- _DATA RECORDS_:
============

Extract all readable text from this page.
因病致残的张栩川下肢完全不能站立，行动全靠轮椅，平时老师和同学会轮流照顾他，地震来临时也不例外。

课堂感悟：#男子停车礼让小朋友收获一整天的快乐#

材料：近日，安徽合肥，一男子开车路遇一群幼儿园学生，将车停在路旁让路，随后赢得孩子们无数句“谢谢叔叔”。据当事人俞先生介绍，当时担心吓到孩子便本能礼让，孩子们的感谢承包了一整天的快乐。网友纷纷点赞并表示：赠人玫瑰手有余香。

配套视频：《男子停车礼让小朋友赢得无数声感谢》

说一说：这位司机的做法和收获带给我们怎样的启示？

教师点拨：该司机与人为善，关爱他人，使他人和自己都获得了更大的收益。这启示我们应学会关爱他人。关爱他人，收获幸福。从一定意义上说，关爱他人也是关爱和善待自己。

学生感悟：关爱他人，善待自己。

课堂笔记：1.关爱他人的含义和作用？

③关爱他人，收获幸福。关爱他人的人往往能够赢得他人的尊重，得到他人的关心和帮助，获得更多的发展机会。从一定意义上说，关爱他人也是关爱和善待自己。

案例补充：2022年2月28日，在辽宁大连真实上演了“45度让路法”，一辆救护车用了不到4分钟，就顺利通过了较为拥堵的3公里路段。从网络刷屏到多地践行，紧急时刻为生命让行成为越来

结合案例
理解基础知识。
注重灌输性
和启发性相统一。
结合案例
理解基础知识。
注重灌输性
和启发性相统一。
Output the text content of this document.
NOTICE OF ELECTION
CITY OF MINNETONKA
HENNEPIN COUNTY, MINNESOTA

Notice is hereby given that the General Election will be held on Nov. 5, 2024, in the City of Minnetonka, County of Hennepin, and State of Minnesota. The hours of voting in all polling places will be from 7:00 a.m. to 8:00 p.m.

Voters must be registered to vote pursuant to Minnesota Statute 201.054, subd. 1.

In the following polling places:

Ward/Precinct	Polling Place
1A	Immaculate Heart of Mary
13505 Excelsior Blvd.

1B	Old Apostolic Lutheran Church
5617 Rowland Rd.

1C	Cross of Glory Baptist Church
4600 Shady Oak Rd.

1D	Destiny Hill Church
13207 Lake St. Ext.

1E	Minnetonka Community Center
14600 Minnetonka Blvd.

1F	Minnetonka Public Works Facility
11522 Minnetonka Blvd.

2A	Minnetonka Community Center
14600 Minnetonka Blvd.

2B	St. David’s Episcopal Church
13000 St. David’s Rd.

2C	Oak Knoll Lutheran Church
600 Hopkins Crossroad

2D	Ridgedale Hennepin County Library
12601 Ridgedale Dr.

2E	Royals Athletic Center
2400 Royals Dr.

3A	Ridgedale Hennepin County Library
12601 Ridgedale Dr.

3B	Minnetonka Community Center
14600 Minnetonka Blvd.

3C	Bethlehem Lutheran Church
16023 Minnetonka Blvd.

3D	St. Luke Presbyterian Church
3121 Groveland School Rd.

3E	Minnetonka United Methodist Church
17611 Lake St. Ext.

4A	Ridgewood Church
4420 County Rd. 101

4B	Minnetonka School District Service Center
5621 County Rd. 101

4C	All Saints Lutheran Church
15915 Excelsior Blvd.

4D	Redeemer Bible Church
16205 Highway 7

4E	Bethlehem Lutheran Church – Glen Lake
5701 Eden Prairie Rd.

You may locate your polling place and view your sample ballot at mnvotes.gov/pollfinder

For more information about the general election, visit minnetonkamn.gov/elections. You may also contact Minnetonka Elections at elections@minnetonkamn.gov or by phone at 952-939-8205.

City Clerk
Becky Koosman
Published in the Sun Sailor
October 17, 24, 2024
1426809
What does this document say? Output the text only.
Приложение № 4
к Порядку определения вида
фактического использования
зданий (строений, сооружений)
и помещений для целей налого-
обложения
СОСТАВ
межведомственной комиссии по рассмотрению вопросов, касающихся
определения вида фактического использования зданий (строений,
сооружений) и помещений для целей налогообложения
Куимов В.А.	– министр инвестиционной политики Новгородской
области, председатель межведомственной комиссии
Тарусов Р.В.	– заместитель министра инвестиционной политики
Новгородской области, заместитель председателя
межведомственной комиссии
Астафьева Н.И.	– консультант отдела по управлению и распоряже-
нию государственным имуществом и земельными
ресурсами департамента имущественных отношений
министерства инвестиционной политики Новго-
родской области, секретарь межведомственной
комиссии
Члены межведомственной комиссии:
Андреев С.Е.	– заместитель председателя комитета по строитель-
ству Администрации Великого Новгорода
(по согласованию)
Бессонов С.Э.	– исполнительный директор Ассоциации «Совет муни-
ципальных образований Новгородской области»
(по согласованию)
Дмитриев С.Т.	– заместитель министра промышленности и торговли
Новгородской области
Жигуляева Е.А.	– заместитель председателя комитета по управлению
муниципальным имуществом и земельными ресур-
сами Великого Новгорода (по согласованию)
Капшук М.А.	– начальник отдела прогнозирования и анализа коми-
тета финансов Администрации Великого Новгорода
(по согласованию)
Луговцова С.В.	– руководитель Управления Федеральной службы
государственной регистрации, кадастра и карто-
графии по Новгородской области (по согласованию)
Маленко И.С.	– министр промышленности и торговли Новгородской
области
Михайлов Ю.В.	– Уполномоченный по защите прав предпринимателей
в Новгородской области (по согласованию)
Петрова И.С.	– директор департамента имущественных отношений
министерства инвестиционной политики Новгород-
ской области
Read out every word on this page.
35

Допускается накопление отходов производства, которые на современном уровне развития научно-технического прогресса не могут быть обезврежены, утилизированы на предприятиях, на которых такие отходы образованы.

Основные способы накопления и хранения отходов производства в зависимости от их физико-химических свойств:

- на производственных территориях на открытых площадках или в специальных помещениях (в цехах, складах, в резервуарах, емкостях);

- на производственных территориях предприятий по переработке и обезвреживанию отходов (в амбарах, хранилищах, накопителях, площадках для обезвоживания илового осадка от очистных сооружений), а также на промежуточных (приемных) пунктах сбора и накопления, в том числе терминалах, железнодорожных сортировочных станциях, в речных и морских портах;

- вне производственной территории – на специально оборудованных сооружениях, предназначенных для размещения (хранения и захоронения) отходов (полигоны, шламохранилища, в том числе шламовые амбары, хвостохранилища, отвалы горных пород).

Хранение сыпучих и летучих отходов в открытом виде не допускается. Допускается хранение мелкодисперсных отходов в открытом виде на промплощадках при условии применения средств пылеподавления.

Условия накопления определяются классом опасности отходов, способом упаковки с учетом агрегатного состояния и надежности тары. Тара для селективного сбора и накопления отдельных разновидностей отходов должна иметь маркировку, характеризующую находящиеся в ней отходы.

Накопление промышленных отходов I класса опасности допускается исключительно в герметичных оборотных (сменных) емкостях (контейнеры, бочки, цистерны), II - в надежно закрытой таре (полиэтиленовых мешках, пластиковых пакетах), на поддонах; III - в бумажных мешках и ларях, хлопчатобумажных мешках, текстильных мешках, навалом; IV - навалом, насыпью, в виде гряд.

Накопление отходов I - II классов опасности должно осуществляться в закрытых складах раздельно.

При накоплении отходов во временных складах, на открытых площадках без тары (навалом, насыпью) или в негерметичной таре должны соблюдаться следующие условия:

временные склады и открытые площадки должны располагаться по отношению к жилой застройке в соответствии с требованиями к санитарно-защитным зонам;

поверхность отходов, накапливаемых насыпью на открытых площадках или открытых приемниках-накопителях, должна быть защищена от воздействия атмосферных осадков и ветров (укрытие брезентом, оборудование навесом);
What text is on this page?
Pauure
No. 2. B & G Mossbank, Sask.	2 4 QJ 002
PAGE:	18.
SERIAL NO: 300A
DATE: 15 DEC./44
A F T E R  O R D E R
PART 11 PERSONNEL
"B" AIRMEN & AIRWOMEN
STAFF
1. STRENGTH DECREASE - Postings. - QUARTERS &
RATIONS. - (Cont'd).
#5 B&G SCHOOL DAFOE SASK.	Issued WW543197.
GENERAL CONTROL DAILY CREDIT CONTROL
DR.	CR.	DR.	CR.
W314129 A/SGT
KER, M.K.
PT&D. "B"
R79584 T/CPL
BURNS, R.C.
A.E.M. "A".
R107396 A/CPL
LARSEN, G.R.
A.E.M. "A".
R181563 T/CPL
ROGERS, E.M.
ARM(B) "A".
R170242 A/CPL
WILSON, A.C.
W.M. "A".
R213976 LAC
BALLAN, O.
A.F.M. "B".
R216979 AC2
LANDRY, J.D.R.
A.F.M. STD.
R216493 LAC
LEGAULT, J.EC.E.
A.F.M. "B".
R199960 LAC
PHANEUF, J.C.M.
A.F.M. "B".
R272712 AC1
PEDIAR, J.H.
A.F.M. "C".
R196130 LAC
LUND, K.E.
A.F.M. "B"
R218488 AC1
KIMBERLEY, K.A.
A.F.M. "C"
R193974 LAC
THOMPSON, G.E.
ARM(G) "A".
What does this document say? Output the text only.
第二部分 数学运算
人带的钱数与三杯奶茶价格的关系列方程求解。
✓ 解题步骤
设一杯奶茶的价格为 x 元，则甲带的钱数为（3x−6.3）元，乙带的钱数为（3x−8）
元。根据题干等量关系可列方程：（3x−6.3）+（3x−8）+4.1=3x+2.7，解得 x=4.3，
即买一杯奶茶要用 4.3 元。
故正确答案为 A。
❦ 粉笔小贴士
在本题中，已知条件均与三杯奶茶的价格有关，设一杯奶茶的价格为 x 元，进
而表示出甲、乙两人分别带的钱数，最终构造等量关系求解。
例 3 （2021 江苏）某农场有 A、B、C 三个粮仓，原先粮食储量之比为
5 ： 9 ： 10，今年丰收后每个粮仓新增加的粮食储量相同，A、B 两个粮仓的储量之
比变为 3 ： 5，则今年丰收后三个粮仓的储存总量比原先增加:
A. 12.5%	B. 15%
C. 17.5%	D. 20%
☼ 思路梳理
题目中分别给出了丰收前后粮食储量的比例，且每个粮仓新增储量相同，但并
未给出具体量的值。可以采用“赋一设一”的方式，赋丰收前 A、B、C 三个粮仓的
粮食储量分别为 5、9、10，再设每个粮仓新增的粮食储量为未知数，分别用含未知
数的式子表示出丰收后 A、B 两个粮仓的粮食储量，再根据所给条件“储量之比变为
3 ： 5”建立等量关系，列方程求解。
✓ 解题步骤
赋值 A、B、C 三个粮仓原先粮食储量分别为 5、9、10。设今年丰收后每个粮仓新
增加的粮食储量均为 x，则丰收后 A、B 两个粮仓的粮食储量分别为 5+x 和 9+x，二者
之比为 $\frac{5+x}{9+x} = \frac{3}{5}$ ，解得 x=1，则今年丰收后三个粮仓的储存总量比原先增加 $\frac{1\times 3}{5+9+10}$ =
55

============

- _GOAL_: Extract every line above that contains the word "Royals".

- _EXERCISE SOLUTION_:
2E	Royals Athletic Center
2400 Royals Dr.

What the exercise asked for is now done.